Using Medication to Sleep Better in the Menopause
Medication for insomnia is usually only prescribed on a short-term basis. Nonetheless, it can be a useful tool for breaking the vicious cycle of fatigue. Most sleep medications are sedatives, and they work by slowing down the body’s functions.
Benzodiazepines are a type of drug typically prescribed for anxiety and insomnia. In some circumstances, these may be offered to menopausal women who are suffering from significant sleep deprivation. Also, another type of medicine called SSRI’s (typically used to treat depression) may assist with the treatment of menopausal insomnia. A medical professional will be able to advise on the best option, depending on a women’s symptoms.
What’s the Evidence?
A recent clinical trial published on ScienceDirect found that Zolpidem (a sedative) helped menopausal women sleep for longer. Also, women taking this drug were less likely to wake throughout the night, and more likely to function better during the day.
This suggests that sedative drugs may well improve the symptoms of insomnia. Nonetheless, there are risks associated with sleep medication, so they should not be considered a ‘first-line’ or a long-term treatment.
━━━━━━━━━━━━━━━━
__YOUR GOAL__
Continue the passage on using sleep medication during menopause, starting after its final sentence.
━━━━━━━━━━━━━━━━
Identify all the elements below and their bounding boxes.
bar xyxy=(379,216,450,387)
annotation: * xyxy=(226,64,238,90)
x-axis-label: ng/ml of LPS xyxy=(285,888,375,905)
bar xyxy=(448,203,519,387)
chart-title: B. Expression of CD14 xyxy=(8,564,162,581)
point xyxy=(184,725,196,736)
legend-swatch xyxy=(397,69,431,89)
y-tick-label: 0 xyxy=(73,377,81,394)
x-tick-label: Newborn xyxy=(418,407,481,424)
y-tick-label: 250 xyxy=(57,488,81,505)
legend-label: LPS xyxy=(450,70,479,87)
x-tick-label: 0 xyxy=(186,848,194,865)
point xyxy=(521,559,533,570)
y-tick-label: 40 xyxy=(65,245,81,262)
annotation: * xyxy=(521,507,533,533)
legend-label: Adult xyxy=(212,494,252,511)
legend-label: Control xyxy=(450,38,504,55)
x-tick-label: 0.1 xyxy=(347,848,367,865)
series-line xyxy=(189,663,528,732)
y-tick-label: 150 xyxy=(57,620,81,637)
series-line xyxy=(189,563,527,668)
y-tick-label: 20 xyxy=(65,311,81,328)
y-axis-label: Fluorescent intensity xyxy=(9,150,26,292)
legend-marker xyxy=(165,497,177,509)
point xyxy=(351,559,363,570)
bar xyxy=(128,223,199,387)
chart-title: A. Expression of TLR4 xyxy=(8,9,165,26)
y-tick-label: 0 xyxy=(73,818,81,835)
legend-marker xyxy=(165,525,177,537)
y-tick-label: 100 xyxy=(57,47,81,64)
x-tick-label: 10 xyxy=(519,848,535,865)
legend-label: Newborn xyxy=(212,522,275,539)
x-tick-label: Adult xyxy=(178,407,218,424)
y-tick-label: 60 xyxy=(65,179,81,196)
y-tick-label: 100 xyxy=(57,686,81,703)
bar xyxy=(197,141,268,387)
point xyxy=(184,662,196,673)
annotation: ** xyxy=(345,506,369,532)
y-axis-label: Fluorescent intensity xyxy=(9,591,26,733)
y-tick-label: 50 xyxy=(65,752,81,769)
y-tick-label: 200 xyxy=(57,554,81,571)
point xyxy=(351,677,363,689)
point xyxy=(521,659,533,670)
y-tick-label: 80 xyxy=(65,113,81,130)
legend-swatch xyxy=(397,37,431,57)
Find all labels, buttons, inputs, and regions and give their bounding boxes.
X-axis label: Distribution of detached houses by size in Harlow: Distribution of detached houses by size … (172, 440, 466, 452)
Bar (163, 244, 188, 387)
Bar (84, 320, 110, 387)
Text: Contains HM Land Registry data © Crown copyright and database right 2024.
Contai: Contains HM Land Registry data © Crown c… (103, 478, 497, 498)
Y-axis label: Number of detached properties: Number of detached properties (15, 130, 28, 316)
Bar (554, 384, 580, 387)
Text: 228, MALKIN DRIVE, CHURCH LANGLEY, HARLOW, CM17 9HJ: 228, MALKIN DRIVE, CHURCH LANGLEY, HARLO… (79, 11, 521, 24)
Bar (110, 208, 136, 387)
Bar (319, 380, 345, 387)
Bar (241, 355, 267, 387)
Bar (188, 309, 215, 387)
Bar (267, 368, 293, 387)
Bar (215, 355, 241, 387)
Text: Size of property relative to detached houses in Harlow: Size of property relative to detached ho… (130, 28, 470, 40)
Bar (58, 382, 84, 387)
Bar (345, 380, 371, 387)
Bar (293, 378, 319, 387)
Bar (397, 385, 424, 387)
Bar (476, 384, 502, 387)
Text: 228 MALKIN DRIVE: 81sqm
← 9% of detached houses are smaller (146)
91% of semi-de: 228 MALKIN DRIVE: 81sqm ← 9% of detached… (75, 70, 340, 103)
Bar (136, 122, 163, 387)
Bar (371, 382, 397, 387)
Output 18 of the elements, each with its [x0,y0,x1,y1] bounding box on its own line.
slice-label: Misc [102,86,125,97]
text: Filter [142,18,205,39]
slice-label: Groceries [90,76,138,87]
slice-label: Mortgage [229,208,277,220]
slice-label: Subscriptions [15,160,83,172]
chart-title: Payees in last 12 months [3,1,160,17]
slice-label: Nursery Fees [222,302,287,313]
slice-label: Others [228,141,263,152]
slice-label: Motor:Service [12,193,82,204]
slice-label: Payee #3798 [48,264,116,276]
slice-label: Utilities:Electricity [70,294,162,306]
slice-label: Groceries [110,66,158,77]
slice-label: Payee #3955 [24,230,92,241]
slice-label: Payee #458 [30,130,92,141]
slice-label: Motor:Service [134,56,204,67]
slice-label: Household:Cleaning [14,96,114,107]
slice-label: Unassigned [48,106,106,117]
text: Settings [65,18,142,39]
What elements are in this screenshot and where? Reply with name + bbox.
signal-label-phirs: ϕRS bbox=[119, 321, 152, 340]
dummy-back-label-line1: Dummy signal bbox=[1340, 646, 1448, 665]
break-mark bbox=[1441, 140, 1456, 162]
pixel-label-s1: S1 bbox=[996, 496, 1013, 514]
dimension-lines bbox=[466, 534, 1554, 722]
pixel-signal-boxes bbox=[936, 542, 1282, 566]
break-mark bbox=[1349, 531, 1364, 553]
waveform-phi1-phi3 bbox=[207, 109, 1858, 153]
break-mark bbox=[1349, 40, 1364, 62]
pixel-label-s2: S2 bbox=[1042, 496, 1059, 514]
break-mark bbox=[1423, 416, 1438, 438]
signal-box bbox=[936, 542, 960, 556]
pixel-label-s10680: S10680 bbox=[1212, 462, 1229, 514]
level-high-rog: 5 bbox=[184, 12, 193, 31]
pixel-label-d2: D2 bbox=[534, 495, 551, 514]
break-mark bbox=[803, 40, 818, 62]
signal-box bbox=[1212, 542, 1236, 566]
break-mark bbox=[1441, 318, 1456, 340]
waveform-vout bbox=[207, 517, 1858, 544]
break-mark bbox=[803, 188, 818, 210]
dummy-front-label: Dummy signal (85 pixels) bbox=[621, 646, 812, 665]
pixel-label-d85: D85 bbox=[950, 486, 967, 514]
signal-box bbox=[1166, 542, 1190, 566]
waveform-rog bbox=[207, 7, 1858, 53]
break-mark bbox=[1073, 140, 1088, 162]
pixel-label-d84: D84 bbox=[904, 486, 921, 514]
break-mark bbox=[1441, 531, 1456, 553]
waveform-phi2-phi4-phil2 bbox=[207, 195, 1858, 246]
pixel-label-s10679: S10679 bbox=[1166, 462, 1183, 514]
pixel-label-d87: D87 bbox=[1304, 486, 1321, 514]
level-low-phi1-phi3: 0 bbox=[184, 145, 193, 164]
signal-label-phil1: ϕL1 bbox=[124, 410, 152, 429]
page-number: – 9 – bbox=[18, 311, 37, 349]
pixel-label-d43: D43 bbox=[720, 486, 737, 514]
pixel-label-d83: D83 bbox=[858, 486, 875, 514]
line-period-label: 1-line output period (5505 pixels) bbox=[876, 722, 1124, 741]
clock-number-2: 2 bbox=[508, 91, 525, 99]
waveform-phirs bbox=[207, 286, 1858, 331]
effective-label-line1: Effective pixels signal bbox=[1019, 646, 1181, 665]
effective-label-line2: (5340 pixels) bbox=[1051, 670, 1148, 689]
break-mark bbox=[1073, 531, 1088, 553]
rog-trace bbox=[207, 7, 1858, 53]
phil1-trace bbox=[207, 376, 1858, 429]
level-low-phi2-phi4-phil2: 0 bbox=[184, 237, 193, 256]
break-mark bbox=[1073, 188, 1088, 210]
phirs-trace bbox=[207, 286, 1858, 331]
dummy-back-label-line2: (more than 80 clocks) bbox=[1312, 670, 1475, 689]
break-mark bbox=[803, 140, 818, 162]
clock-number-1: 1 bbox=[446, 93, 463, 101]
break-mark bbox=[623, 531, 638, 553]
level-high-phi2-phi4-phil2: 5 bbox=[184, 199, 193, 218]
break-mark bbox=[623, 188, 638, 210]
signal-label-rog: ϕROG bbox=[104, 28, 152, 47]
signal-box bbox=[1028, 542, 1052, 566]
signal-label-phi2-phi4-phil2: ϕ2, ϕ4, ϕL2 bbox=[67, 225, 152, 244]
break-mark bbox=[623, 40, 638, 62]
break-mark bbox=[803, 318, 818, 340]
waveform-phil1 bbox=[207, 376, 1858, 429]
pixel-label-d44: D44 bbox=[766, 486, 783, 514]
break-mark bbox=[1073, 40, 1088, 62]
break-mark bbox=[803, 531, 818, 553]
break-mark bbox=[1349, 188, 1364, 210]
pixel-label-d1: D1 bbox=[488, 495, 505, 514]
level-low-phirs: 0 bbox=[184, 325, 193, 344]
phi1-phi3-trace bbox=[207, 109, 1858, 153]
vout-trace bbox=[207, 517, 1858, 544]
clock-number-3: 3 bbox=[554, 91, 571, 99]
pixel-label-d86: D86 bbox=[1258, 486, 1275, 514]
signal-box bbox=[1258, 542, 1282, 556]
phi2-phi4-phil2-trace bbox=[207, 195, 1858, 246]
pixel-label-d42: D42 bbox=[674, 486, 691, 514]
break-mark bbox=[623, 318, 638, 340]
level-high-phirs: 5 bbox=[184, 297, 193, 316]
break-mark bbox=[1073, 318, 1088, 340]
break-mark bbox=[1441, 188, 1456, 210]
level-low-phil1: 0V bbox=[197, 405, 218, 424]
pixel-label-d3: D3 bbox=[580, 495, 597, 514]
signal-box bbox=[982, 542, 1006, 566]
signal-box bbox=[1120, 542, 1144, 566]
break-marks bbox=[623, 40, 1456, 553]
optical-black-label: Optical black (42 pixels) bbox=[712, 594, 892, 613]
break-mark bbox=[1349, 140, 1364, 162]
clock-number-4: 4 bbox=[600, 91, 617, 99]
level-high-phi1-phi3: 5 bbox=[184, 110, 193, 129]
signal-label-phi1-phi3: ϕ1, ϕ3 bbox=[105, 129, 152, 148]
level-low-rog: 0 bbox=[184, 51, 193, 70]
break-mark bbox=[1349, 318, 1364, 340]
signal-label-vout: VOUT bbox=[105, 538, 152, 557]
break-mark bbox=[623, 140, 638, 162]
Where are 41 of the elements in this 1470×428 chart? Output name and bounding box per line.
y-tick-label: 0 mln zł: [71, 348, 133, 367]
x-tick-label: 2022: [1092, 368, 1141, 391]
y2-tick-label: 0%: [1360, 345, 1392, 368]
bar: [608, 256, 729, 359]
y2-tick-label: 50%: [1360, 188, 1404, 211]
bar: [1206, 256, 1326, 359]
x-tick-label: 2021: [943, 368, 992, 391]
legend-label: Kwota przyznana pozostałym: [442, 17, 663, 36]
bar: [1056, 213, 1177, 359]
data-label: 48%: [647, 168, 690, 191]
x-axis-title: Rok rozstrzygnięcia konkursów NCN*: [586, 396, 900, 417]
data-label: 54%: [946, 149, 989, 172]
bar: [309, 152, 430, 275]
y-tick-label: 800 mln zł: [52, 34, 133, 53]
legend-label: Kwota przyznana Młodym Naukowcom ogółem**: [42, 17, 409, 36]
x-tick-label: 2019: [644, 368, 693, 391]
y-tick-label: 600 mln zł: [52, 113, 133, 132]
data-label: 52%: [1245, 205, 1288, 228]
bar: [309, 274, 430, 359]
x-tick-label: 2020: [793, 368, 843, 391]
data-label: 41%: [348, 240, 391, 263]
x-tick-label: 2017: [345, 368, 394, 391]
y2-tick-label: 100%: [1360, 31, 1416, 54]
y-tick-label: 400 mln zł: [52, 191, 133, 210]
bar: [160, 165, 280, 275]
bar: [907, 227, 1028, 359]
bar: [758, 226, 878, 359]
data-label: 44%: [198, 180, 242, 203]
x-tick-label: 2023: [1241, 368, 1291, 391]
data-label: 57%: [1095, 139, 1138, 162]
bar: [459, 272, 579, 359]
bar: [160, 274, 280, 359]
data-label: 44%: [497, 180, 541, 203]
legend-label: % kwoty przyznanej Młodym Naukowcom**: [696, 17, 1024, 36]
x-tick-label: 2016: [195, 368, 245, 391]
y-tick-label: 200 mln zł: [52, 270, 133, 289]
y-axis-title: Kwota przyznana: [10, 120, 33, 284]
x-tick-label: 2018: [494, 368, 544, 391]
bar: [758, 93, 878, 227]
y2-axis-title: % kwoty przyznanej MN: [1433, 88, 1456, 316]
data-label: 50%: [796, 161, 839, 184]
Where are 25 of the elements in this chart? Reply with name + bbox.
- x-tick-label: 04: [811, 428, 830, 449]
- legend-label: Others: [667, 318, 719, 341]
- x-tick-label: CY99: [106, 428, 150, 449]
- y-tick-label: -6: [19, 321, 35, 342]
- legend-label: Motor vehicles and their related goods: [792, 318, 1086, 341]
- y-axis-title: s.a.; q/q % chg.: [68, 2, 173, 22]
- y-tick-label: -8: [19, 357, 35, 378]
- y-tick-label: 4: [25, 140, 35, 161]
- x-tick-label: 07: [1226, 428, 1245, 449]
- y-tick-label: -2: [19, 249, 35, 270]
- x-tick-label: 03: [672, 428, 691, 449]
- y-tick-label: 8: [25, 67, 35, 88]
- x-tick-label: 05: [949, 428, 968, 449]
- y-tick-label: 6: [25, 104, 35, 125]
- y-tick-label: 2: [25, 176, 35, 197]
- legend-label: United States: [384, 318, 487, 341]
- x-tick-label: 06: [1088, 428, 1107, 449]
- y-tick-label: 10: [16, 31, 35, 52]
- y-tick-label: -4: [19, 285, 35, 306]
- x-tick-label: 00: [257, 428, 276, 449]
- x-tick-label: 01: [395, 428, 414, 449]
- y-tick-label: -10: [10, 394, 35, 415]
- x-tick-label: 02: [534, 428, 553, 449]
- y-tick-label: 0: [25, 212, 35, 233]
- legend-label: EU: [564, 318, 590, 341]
━━━━━━━━━━━━━━━━
__RESPONSE__
Improve Sleep Hygiene During the Menopause
Good sleep hygiene is crucial for encouraging restful sleep. Before trying anything else, menopausal women should follow these steps:
- Establish a bedtime routine – This may involve taking a bath, doing stretches, reading a book or journaling
- Try not to nap during the day
- Try to establish a regular sleeping pattern but do not ‘fight’ sleep
- Sip water throughout the day to prevent dehydration and nocturia
- Reserve the bedroom for sleeping only – watch TV, read and work in a separate room
- Make sure the bedroom is dark enough – consider blackout curtains
- Ensure adequate exposure to natural light during the daytime
- Try not to use electronic devices after 8 pm. If this is not possible, install a blue-light filter on all electronics and activate it at least 3 hours before bedtime
- Eat light, healthy meals throughout the day and try not to snack before bedtime
- Wear loose-fitting night clothes (or sleep without clothes) and choose comfortable bedding
What’s the Evidence?
Numerous studies have shown that self-help management for insomnia is highly effective when done consistently. Although menopausal women may not receive immediate relief by implementing these tips, a consistent approach is likely to reap many health-related benefits.
Stress Relief to Aid Insomnia in the Menopause
Stress relief is perhaps the most critical defense against insomnia. Women who manage their stress levels effectively are more likely to show resilience. This means they can ‘cope’ with the symptoms of the menopause more effectively. Also, reducing stress levels may help to encourage positive hormone functioning.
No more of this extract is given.